Source excerpt:
Sometimes compared to Kristallnacht, the pogrom took place on the night of Sept. 6, 1955 in reaction to the bombing of the Turkish consulate in Thessaloniki where Mustafa Kemal Atatürk, the founder of the republic of Turkiye, was allegedly born. A Greek investigation concluded a Turkish usher named Oktay Engin planted the bomb, yet Turkish media remained quiet — implying the Greeks did the bombing.
The reaction was swift. In the nine hours of terror, the mob attacked thousands and raped hundreds of women on the streets of Constantinople. The riot destroyed and desecrated Greek businesses, churches, schools, homes even cemeteries. While the pogrom mainly targeted Greeks, Armenians and Jews also faced brutality. While an exact total is unknown, the death total ranges from 13 to 37 and the riot’s damage is estimated anywhere from $24 to $500 million dollars. “Their main main purpose was to eliminate the Greek population,” Mike noted.
Katsantonis was 12 years old and on vacation with his family on the Bosphorus strait Vafiochori (Boyacıköy) when the pogrom began. Earlier in the day, he saw “Cyprus is Turkish” written on the town fountain.
The Greek Cypriots’ struggle for enosis, or the union of Greece and Cyprus, fueled the growing distrust and hatred toward Greeks in Türkiye. Rhetoric from Prime Minister Adnan Menderes incited fears of a massacre of Turkish Cypriots by the Greek Cypriots. From the fall of Constantinople, the strained past of Greece and Türkiye with events such as the Greek genocide and the subsequent population exchanges roughened the relationship between the two nations. It was inevitable that an attack on the Greek minority of Türkiye would occur.
“This is a sequence of interconnected events. There was always discrimination. We had to be careful in order not to offend. This kind of behavior, this kind of fear, was existent throughout for as long as I know,” Katsantonis explained.
He made note of how his father’s Turkish boss behaved in the days leading up to the pogrom. The boss, fearing being targeted as the managers of his wholesale store were Greek and Armenian, took all the money from the store’s safe. “It was well organized. This pogrom was not something that occurred overnight. This was in planning for years,” he said.
When the news broke about the bombing, rioters were transported into the city with lists of Greek homes and businesses. Supplied with axes, crowbars, gasoline and other weapons and tools to decimate and destroy, they wreaked terror on the city and the surrounding area.
A first wave of rioters would mark houses, businesses and churches with paint or throw rocks in windows to signify to the second wave where to loot and destroy. As the mob approached where Katsantonis and his family were staying in Vafiochori, one of his neighbors, a navy officer, told the crowds that Greeks did not live there and to move on.
In Fanari (Fener), someone in the crowd threw a rock through a Turkish neighbor’s window in the neighborhood of the Katsantonis Family home. “He went out and said, ‘Listen, there’s no, there are no Greeks here. They went to the mosque to pray.’ So, because of that, our house was safe,” recalled Katsantonis. Because of the quick thinking of his neighbors, Katsantonis never realized the severity of the pogrom as it was happening.

Given request A:
In the passage on the 1955 pogrom, list every kind of Greek property that the text says the riot destroyed and desecrated.
Given request B:
Write the next part of the passage on the 1955 pogrom, picking up after its final sentence.

Record extracts:
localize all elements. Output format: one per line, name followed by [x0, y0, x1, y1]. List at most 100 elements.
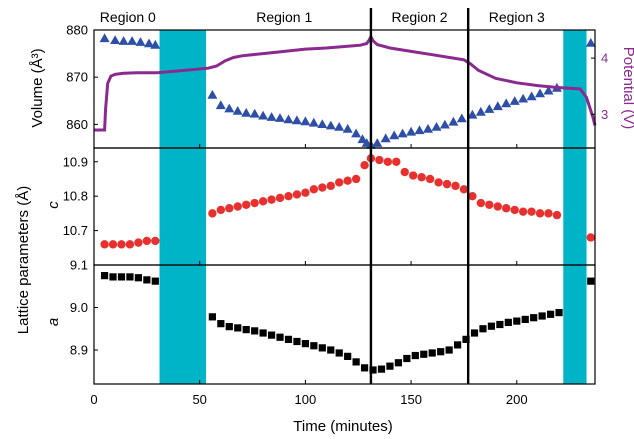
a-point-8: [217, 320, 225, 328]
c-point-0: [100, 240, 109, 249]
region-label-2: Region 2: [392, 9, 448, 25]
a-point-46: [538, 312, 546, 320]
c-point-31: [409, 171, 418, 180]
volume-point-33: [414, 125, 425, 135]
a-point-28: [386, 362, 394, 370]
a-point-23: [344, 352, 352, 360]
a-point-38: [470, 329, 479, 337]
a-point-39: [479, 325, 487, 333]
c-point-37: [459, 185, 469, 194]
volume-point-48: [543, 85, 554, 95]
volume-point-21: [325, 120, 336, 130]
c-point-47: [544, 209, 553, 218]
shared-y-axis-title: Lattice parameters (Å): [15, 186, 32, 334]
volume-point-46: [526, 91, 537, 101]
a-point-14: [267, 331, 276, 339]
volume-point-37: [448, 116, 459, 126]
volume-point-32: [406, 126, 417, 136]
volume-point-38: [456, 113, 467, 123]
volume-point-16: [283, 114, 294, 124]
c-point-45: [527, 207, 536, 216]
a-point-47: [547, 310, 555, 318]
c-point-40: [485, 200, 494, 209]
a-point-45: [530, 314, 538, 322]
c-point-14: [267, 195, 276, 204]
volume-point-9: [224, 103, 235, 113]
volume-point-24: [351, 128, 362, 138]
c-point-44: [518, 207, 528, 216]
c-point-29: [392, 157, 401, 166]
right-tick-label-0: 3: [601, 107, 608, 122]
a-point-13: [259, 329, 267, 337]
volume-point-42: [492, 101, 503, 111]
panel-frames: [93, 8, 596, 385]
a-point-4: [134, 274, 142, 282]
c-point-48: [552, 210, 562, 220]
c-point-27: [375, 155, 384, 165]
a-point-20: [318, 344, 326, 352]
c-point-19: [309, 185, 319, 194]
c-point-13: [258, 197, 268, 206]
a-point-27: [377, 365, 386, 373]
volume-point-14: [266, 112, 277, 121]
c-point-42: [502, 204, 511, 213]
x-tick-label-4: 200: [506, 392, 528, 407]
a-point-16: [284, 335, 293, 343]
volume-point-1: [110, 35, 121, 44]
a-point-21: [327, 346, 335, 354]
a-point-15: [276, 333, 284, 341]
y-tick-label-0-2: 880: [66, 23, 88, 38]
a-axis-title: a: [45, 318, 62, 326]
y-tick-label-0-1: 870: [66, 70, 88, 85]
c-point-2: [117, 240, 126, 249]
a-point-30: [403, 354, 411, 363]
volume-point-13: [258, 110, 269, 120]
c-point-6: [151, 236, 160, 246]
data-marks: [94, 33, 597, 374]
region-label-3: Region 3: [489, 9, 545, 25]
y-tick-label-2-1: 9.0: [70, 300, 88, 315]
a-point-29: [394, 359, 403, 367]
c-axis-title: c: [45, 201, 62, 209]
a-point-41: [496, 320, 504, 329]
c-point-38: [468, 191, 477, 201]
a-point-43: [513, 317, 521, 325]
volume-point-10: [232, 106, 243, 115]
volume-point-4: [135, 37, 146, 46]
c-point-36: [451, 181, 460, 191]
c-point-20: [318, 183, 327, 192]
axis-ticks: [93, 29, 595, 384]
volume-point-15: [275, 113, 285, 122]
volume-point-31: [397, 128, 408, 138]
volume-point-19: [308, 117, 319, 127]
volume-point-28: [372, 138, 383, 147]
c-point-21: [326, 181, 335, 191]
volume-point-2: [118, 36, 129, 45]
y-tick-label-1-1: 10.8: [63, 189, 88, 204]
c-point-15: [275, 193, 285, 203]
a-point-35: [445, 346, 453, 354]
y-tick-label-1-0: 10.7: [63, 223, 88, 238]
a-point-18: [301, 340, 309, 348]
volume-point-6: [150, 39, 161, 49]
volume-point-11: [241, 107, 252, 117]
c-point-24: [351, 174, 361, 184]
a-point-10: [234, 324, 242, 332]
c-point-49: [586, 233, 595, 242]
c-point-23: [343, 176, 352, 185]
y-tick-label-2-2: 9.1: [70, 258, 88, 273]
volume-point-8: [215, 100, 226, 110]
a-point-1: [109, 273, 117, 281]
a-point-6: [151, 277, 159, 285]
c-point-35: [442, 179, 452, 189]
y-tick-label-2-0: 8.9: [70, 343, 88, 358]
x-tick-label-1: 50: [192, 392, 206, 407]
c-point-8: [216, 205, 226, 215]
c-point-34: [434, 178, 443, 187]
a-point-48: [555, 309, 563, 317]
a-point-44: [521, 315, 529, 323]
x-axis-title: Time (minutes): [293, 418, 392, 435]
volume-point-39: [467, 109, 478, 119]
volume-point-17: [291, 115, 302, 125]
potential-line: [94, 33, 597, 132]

---

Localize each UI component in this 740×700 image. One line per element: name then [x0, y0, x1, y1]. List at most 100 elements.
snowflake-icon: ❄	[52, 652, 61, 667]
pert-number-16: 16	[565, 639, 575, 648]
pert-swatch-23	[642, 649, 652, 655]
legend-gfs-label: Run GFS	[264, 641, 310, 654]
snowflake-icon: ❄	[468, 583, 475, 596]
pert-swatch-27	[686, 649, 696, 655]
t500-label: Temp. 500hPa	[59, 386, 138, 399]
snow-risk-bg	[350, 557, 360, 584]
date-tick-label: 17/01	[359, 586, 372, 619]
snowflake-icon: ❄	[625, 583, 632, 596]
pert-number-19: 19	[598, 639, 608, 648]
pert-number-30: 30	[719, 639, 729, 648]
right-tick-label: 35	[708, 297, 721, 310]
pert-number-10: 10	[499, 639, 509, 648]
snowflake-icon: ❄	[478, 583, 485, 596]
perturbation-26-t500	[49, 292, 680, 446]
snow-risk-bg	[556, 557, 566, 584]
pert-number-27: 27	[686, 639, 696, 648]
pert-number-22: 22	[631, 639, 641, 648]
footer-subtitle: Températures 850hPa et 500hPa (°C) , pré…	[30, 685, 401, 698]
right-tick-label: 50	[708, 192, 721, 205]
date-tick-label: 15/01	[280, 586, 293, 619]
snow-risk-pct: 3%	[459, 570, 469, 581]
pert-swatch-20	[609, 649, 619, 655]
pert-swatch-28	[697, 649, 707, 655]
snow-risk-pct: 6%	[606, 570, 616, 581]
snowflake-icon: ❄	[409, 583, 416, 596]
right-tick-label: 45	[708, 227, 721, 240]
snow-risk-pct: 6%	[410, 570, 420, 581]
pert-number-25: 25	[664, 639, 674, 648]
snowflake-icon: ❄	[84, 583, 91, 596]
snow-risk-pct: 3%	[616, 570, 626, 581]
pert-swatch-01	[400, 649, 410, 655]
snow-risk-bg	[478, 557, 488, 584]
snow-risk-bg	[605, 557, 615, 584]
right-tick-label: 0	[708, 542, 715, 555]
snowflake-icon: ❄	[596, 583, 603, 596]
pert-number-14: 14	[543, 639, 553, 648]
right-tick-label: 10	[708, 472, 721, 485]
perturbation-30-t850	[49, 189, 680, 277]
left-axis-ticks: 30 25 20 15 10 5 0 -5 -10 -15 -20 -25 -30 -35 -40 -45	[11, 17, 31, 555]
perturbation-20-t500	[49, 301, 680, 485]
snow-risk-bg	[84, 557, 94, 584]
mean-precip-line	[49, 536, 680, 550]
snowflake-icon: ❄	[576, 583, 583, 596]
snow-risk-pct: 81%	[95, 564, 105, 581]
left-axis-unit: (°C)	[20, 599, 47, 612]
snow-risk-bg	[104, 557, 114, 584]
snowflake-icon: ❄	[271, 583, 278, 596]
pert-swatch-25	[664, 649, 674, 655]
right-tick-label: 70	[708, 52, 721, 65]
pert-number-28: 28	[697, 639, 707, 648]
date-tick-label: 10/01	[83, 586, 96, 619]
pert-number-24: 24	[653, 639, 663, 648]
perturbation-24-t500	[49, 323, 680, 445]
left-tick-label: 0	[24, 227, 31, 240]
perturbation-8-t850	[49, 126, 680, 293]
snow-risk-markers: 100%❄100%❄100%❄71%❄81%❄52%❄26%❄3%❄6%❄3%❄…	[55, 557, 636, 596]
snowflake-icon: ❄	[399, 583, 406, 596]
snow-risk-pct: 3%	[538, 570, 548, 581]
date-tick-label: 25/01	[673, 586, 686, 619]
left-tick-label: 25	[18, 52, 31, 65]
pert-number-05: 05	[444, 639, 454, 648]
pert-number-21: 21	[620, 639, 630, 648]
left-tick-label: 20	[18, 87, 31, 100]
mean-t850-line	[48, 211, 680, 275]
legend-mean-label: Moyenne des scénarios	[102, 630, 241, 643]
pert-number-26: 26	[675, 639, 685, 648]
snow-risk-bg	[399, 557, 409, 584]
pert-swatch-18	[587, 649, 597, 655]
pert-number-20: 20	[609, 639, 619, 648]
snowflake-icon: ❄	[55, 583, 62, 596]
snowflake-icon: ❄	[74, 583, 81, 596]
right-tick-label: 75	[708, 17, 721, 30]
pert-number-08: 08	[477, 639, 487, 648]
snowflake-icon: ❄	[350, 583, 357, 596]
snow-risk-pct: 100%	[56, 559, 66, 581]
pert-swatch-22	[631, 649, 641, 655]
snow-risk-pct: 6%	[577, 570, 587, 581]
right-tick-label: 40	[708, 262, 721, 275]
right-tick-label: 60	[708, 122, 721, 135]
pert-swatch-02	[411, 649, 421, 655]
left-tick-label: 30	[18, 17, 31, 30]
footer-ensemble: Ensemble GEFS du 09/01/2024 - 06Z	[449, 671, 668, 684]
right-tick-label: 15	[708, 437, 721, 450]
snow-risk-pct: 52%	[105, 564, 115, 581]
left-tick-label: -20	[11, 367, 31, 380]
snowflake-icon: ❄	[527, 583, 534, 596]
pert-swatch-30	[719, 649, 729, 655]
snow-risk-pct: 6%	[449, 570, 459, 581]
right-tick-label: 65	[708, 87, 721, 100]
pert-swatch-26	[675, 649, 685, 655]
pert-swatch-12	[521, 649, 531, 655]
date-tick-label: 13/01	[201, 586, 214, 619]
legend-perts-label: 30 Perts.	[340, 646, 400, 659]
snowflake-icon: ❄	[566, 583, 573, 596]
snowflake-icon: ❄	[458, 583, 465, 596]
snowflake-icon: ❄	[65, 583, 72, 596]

---

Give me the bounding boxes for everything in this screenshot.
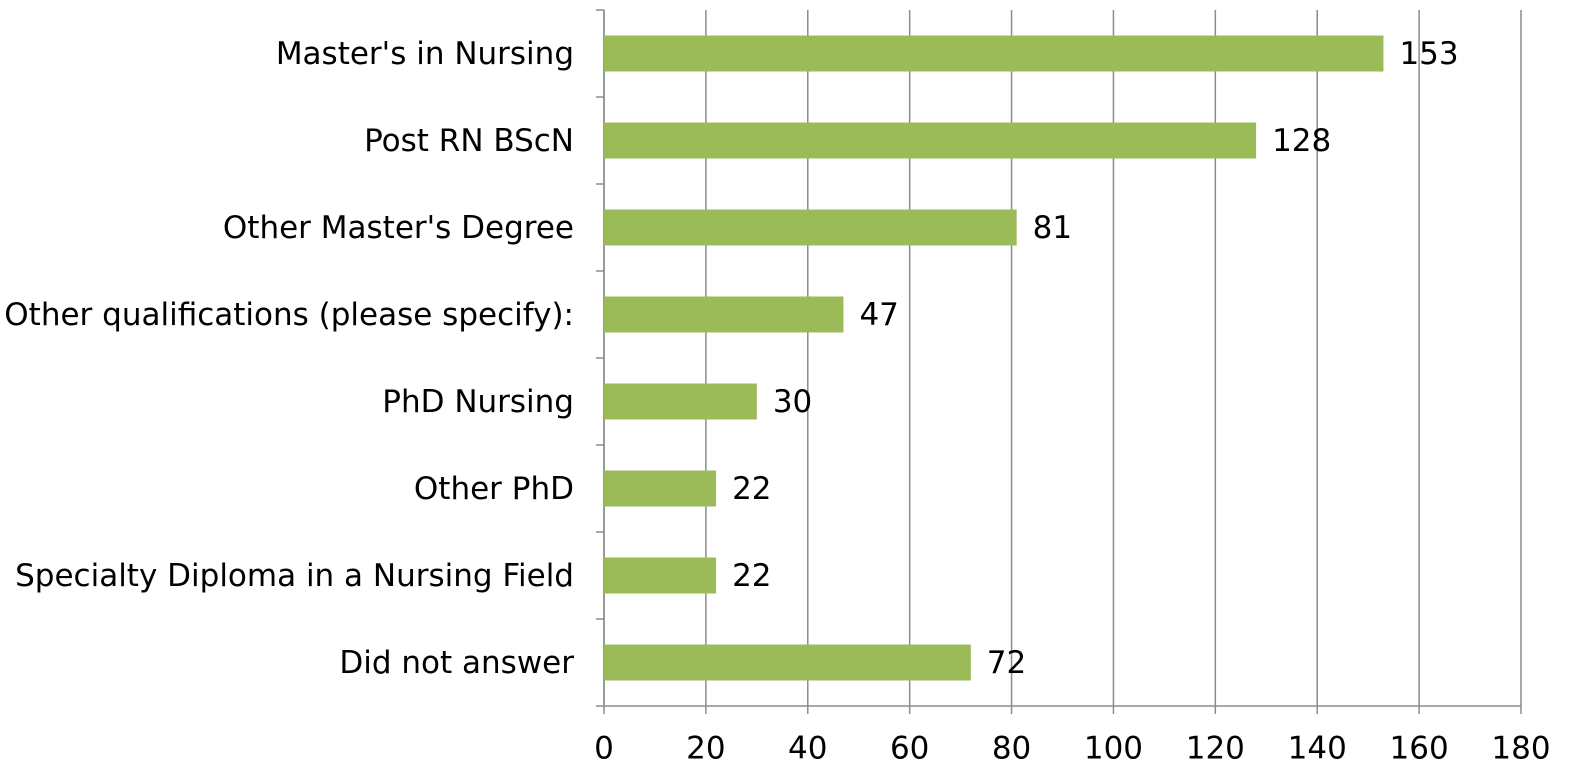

Final answer A:
Businesses, churches, schools, homes, cemeteries

Final answer B:
While his family escaped harm, his relatives were not so lucky. The pogrom decimated his uncle’s bakery and his aunt’s home was “totally destroyed”. “Imagine all the furniture, all this stuff thrown out of the window,” he explained. Her rugs were cut up completely. His father could not describe the extent of the damage—all he had was the keys to her house with no door.
At a church in Fanari, the mob threw icons out into the street and defecated in the altar. The church caretaker and his family fled through tunnels under the church that have been there since the Byzantine Empire to the Golden Horn.
The violent riot left scars on the Greek Community in Constantinople, however, many could not leave. Between 1955 and 1960, the Greek-speaking population of Istanbul decreased from 65,108 to 49,081. “People in Constantinople, they had their businesses, they had their jobs, we had our schools. They had their livelihoods. It wasn’t a situation where you can just move on. We had to deal with it somehow,” Mike said.
Though Katsantonis left Constantinople two years after the pogrom, much of his family remained there. Unfortunately, due to the forced expulsion of the Greek citizenship holding population in Constantinople in 1964, Greeks now make up a tiny fraction of the city’s population today. “Our ancestors were there since the Byzantine Empire. Unfortunately we were at the wrong place,” Katsantonis remarked.
While events of Sept. 6 1955 may have been 68 years ago, its impact on the Greek community and history is crucial to our understanding of how hatred of a minority group can metastasize into violence. “Like the genocides. Like the killings of the Jews. These are things that affect humanity.”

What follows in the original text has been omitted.